• Problem requirements: Pick out the lines containing "participation".

• Supplied information:
__________________________________________________

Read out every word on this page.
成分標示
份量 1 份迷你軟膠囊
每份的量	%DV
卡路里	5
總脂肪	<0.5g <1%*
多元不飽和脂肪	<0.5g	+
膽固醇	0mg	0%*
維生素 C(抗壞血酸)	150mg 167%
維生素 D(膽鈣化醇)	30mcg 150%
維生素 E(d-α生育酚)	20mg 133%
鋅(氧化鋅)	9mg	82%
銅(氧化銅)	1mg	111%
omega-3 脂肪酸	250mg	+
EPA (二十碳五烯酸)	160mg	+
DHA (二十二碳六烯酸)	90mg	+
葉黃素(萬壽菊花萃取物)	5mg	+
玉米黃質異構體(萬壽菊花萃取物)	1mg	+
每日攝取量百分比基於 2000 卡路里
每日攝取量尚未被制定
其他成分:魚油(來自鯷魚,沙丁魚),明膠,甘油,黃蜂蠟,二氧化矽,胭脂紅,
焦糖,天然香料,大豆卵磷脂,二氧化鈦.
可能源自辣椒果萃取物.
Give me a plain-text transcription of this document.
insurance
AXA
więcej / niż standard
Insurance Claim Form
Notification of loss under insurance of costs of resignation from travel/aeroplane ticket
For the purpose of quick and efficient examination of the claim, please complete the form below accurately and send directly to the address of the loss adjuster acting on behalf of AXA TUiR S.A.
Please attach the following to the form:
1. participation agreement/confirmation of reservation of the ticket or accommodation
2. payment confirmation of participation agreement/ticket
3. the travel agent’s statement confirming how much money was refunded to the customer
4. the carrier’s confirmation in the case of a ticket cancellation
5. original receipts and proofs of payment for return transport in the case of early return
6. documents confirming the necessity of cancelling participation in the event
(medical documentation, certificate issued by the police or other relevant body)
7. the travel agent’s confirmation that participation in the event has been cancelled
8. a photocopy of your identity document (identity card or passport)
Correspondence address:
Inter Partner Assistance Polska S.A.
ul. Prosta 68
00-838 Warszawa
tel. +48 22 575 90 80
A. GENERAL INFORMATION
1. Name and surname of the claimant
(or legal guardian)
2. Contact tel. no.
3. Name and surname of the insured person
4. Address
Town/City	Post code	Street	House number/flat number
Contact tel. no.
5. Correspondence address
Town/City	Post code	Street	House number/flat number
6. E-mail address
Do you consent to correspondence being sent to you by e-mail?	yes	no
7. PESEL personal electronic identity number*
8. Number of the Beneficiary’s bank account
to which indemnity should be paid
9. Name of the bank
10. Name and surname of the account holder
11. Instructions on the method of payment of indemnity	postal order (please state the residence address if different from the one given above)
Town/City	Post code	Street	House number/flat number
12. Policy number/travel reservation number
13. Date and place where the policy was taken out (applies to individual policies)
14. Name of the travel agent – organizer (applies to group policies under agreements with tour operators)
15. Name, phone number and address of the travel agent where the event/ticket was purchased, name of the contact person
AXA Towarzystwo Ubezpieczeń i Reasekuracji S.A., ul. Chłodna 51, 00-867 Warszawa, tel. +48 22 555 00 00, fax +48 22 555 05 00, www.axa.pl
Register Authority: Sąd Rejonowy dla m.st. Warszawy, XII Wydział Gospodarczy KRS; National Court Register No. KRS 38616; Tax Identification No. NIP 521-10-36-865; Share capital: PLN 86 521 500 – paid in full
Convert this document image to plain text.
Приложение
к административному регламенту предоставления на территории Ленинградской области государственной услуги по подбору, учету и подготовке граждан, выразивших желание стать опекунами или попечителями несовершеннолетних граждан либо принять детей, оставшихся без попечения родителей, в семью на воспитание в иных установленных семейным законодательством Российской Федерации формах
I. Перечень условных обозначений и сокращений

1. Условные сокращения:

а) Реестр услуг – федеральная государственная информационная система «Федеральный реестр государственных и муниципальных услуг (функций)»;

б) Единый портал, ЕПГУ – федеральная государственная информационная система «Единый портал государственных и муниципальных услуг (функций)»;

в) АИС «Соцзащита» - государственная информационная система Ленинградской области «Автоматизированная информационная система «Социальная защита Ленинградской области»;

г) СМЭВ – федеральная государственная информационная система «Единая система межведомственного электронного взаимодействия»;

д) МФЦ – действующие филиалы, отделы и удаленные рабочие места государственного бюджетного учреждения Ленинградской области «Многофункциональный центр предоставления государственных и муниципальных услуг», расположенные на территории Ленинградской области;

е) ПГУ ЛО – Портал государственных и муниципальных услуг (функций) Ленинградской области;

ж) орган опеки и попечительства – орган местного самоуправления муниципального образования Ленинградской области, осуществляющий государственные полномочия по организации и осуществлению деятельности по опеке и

__________________________________________________

• Exercise output:
1. participation agreement/confirmation of reservation of the ticket or accommodation
2. payment confirmation of participation agreement/ticket
6. documents confirming the necessity of cancelling participation in the event
7. the travel agent’s confirmation that participation in the event has been cancelled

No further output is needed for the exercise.